Objective ▸
Write out the data again exactly, skipping every picture.
-- start Excerpted data --
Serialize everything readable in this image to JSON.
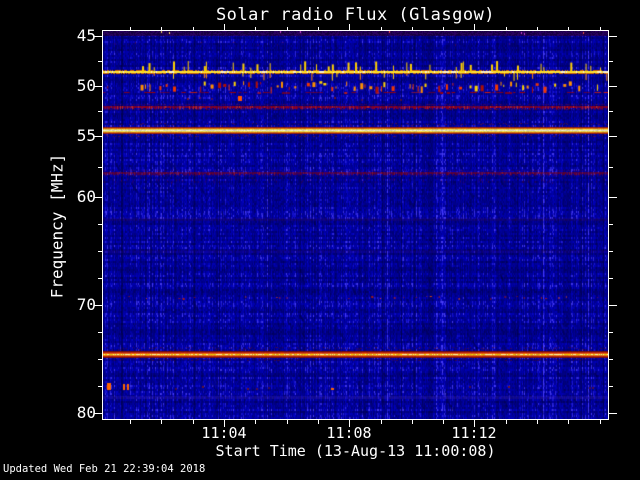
{
  "title": "Solar radio Flux (Glasgow)",
  "footer_text": "Updated Wed Feb 21 22:39:04 2018",
  "x_axis": {
    "label": "Start Time (13-Aug-13 11:00:08)",
    "major_ticks": [
      {
        "label": "11:04",
        "minute": 4
      },
      {
        "label": "11:08",
        "minute": 8
      },
      {
        "label": "11:12",
        "minute": 12
      }
    ],
    "minor_tick_minutes": [
      1,
      2,
      3,
      5,
      6,
      7,
      9,
      10,
      11,
      13,
      14,
      15,
      16
    ]
  },
  "y_axis": {
    "label": "Frequency [MHz]",
    "major_ticks": [
      {
        "label": "45",
        "value": 45
      },
      {
        "label": "50",
        "value": 50
      },
      {
        "label": "55",
        "value": 55
      },
      {
        "label": "60",
        "value": 60
      },
      {
        "label": "70",
        "value": 70
      },
      {
        "label": "80",
        "value": 80
      }
    ],
    "minor_tick_values": [
      47.5,
      52.5,
      57.5,
      62.5,
      65,
      67.5,
      72.5,
      75,
      77.5
    ]
  },
  "colors": {
    "background": "#000000",
    "axis": "#ffffff",
    "text": "#ffffff",
    "plot_base": "#000096"
  },
  "chart_data": {
    "type": "heatmap",
    "subtype": "solar-radio-spectrogram",
    "title": "Solar radio Flux (Glasgow)",
    "xlabel": "Start Time (13-Aug-13 11:00:08)",
    "ylabel": "Frequency [MHz]",
    "date": "13-Aug-13",
    "start_time": "11:00:08",
    "x_span_minutes": 16.13,
    "x_tick_labels": [
      "11:04",
      "11:08",
      "11:12"
    ],
    "y_tick_labels_mhz": [
      45,
      50,
      55,
      60,
      70,
      80
    ],
    "y_range_mhz": [
      44.5,
      80.6
    ],
    "grid": false,
    "legend": false,
    "background_noise": {
      "base_color": "#000096",
      "texture": "dark blue vertical striation noise"
    },
    "bands": [
      {
        "freq_mhz": 45.0,
        "style": "edge_band",
        "thickness_px": 5,
        "colors": [
          "#16003e",
          "#2c0062"
        ],
        "speck_colors": [
          "#cc44cc",
          "#8888ff",
          "#ffdd66",
          "#ff5544"
        ],
        "description": "dark purple top edge row with colored specks"
      },
      {
        "freq_mhz": 45.7,
        "style": "speckle_row",
        "color": "#991100",
        "bright_color": "#cc2200",
        "density": 0.3,
        "alpha": 0.45,
        "description": "very faint red speckle row"
      },
      {
        "freq_mhz": 48.6,
        "style": "spiky_line",
        "core_color": "#ffe83a",
        "hot_color": "#fff8d0",
        "edge_color": "#d06000",
        "spike_color": "#ffd000",
        "description": "strong continuous yellow RFI line with vertical spikes"
      },
      {
        "freq_mhz": 49.8,
        "style": "bursts",
        "palette": [
          "#ffd400",
          "#ff9000",
          "#f03800",
          "#b01000"
        ],
        "density": 0.55,
        "description": "dense intermittent burst dashes"
      },
      {
        "freq_mhz": 50.6,
        "style": "broken_red",
        "color": "#a00000",
        "bright_color": "#e02000",
        "density": 0.6,
        "description": "broken thin dark red line"
      },
      {
        "freq_mhz": 51.2,
        "style": "sparse_blobs",
        "color": "#ff5500",
        "items": [
          {
            "x_frac": 0.268,
            "w": 4,
            "h": 5
          }
        ],
        "dash_density": 0.02,
        "dash_color": "#992200",
        "description": "isolated orange blob"
      },
      {
        "freq_mhz": 52.1,
        "style": "fuzzy_red",
        "color": "#b00000",
        "bright_color": "#e83010",
        "alpha": 0.85,
        "fringe": false,
        "description": "fuzzy red RFI line"
      },
      {
        "freq_mhz": 54.35,
        "style": "bright_band",
        "colors": [
          "#a02000",
          "#ee7700",
          "#ffee44",
          "#fffbe0",
          "#ffee44",
          "#ee7700",
          "#a02000"
        ],
        "description": "very strong white-yellow RFI band"
      },
      {
        "freq_mhz": 58.0,
        "style": "fuzzy_red",
        "color": "#8b0000",
        "bright_color": "#c01800",
        "alpha": 0.7,
        "fringe": true,
        "description": "dark red mottled line with fringe below"
      },
      {
        "freq_mhz": 62.0,
        "style": "faint_row",
        "color": "#55103a",
        "alpha": 0.2,
        "thickness_px": 3,
        "description": "very faint dark band"
      },
      {
        "freq_mhz": 65.0,
        "style": "faint_row",
        "color": "#55103a",
        "alpha": 0.16,
        "thickness_px": 3,
        "description": "very faint dark band"
      },
      {
        "freq_mhz": 69.3,
        "style": "speckle_row",
        "color": "#c41e00",
        "bright_color": "#ff5500",
        "density": 0.55,
        "alpha": 0.9,
        "description": "row of small red dots"
      },
      {
        "freq_mhz": 74.5,
        "style": "orange_band",
        "colors": [
          "#7a1000",
          "#cc2200",
          "#ff6600",
          "#ffdf00",
          "#ff8800",
          "#cc2200",
          "#7a1000"
        ],
        "core_color": "#fff6b0",
        "description": "strong orange RFI band with bright yellow core"
      },
      {
        "freq_mhz": 77.6,
        "style": "sparse_blobs",
        "color": "#ff6600",
        "items": [
          {
            "x_frac": 0.008,
            "w": 4,
            "h": 7
          },
          {
            "x_frac": 0.04,
            "w": 2,
            "h": 6
          },
          {
            "x_frac": 0.048,
            "w": 2,
            "h": 6
          },
          {
            "x_frac": 0.452,
            "w": 3,
            "h": 2
          }
        ],
        "dash_density": 0.08,
        "dash_color": "#8a1a00",
        "description": "sparse orange blobs with dim red dashes"
      },
      {
        "freq_mhz": 78.5,
        "style": "faint_row",
        "color": "#5a35c0",
        "alpha": 0.28,
        "thickness_px": 3,
        "description": "faint purple band"
      }
    ]
  }
}
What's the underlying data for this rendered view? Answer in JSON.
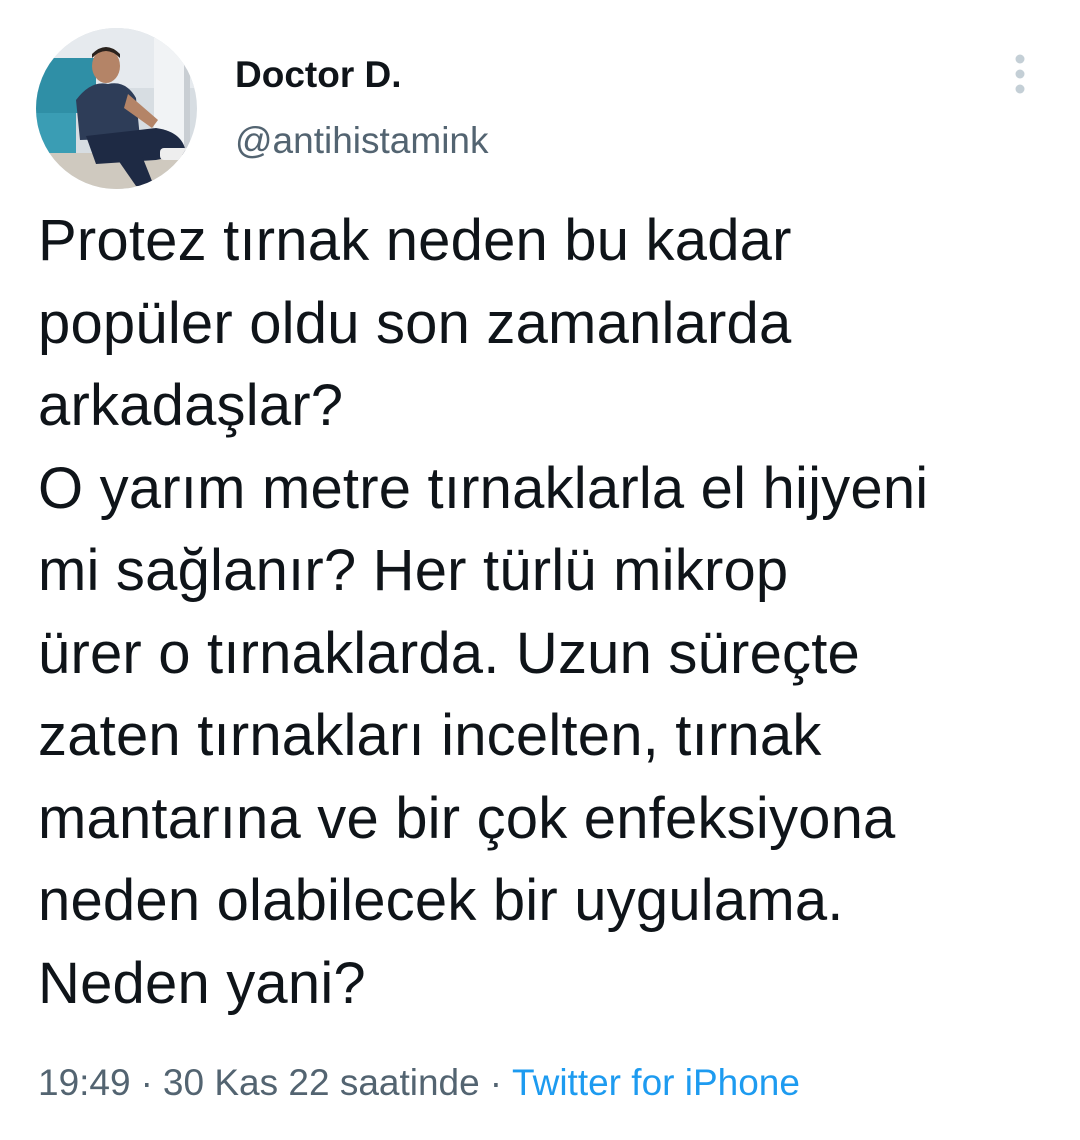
-- end Excerpted data --
Output for this exercise ▸
Serialize everything readable in this image to JSON.
{
  "title": "Solar radio Flux (Glasgow)",
  "footer_text": "Updated Wed Feb 21 22:39:04 2018",
  "x_axis": {
    "label": "Start Time (13-Aug-13 11:00:08)",
    "major_ticks": [
      {
        "label": "11:04",
        "minute": 4
      },
      {
        "label": "11:08",
        "minute": 8
      },
      {
        "label": "11:12",
        "minute": 12
      }
    ],
    "minor_tick_minutes": [
      1,
      2,
      3,
      5,
      6,
      7,
      9,
      10,
      11,
      13,
      14,
      15,
      16
    ]
  },
  "y_axis": {
    "label": "Frequency [MHz]",
    "major_ticks": [
      {
        "label": "45",
        "value": 45
      },
      {
        "label": "50",
        "value": 50
      },
      {
        "label": "55",
        "value": 55
      },
      {
        "label": "60",
        "value": 60
      },
      {
        "label": "70",
        "value": 70
      },
      {
        "label": "80",
        "value": 80
      }
    ],
    "minor_tick_values": [
      47.5,
      52.5,
      57.5,
      62.5,
      65,
      67.5,
      72.5,
      75,
      77.5
    ]
  },
  "colors": {
    "background": "#000000",
    "axis": "#ffffff",
    "text": "#ffffff",
    "plot_base": "#000096"
  },
  "chart_data": {
    "type": "heatmap",
    "subtype": "solar-radio-spectrogram",
    "title": "Solar radio Flux (Glasgow)",
    "xlabel": "Start Time (13-Aug-13 11:00:08)",
    "ylabel": "Frequency [MHz]",
    "date": "13-Aug-13",
    "start_time": "11:00:08",
    "x_span_minutes": 16.13,
    "x_tick_labels": [
      "11:04",
      "11:08",
      "11:12"
    ],
    "y_tick_labels_mhz": [
      45,
      50,
      55,
      60,
      70,
      80
    ],
    "y_range_mhz": [
      44.5,
      80.6
    ],
    "grid": false,
    "legend": false,
    "background_noise": {
      "base_color": "#000096",
      "texture": "dark blue vertical striation noise"
    },
    "bands": [
      {
        "freq_mhz": 45.0,
        "style": "edge_band",
        "thickness_px": 5,
        "colors": [
          "#16003e",
          "#2c0062"
        ],
        "speck_colors": [
          "#cc44cc",
          "#8888ff",
          "#ffdd66",
          "#ff5544"
        ],
        "description": "dark purple top edge row with colored specks"
      },
      {
        "freq_mhz": 45.7,
        "style": "speckle_row",
        "color": "#991100",
        "bright_color": "#cc2200",
        "density": 0.3,
        "alpha": 0.45,
        "description": "very faint red speckle row"
      },
      {
        "freq_mhz": 48.6,
        "style": "spiky_line",
        "core_color": "#ffe83a",
        "hot_color": "#fff8d0",
        "edge_color": "#d06000",
        "spike_color": "#ffd000",
        "description": "strong continuous yellow RFI line with vertical spikes"
      },
      {
        "freq_mhz": 49.8,
        "style": "bursts",
        "palette": [
          "#ffd400",
          "#ff9000",
          "#f03800",
          "#b01000"
        ],
        "density": 0.55,
        "description": "dense intermittent burst dashes"
      },
      {
        "freq_mhz": 50.6,
        "style": "broken_red",
        "color": "#a00000",
        "bright_color": "#e02000",
        "density": 0.6,
        "description": "broken thin dark red line"
      },
      {
        "freq_mhz": 51.2,
        "style": "sparse_blobs",
        "color": "#ff5500",
        "items": [
          {
            "x_frac": 0.268,
            "w": 4,
            "h": 5
          }
        ],
        "dash_density": 0.02,
        "dash_color": "#992200",
        "description": "isolated orange blob"
      },
      {
        "freq_mhz": 52.1,
        "style": "fuzzy_red",
        "color": "#b00000",
        "bright_color": "#e83010",
        "alpha": 0.85,
        "fringe": false,
        "description": "fuzzy red RFI line"
      },
      {
        "freq_mhz": 54.35,
        "style": "bright_band",
        "colors": [
          "#a02000",
          "#ee7700",
          "#ffee44",
          "#fffbe0",
          "#ffee44",
          "#ee7700",
          "#a02000"
        ],
        "description": "very strong white-yellow RFI band"
      },
      {
        "freq_mhz": 58.0,
        "style": "fuzzy_red",
        "color": "#8b0000",
        "bright_color": "#c01800",
        "alpha": 0.7,
        "fringe": true,
        "description": "dark red mottled line with fringe below"
      },
      {
        "freq_mhz": 62.0,
        "style": "faint_row",
        "color": "#55103a",
        "alpha": 0.2,
        "thickness_px": 3,
        "description": "very faint dark band"
      },
      {
        "freq_mhz": 65.0,
        "style": "faint_row",
        "color": "#55103a",
        "alpha": 0.16,
        "thickness_px": 3,
        "description": "very faint dark band"
      },
      {
        "freq_mhz": 69.3,
        "style": "speckle_row",
        "color": "#c41e00",
        "bright_color": "#ff5500",
        "density": 0.55,
        "alpha": 0.9,
        "description": "row of small red dots"
      },
      {
        "freq_mhz": 74.5,
        "style": "orange_band",
        "colors": [
          "#7a1000",
          "#cc2200",
          "#ff6600",
          "#ffdf00",
          "#ff8800",
          "#cc2200",
          "#7a1000"
        ],
        "core_color": "#fff6b0",
        "description": "strong orange RFI band with bright yellow core"
      },
      {
        "freq_mhz": 77.6,
        "style": "sparse_blobs",
        "color": "#ff6600",
        "items": [
          {
            "x_frac": 0.008,
            "w": 4,
            "h": 7
          },
          {
            "x_frac": 0.04,
            "w": 2,
            "h": 6
          },
          {
            "x_frac": 0.048,
            "w": 2,
            "h": 6
          },
          {
            "x_frac": 0.452,
            "w": 3,
            "h": 2
          }
        ],
        "dash_density": 0.08,
        "dash_color": "#8a1a00",
        "description": "sparse orange blobs with dim red dashes"
      },
      {
        "freq_mhz": 78.5,
        "style": "faint_row",
        "color": "#5a35c0",
        "alpha": 0.28,
        "thickness_px": 3,
        "description": "faint purple band"
      }
    ]
  }
}
What's the underlying data for this rendered view? Answer in JSON.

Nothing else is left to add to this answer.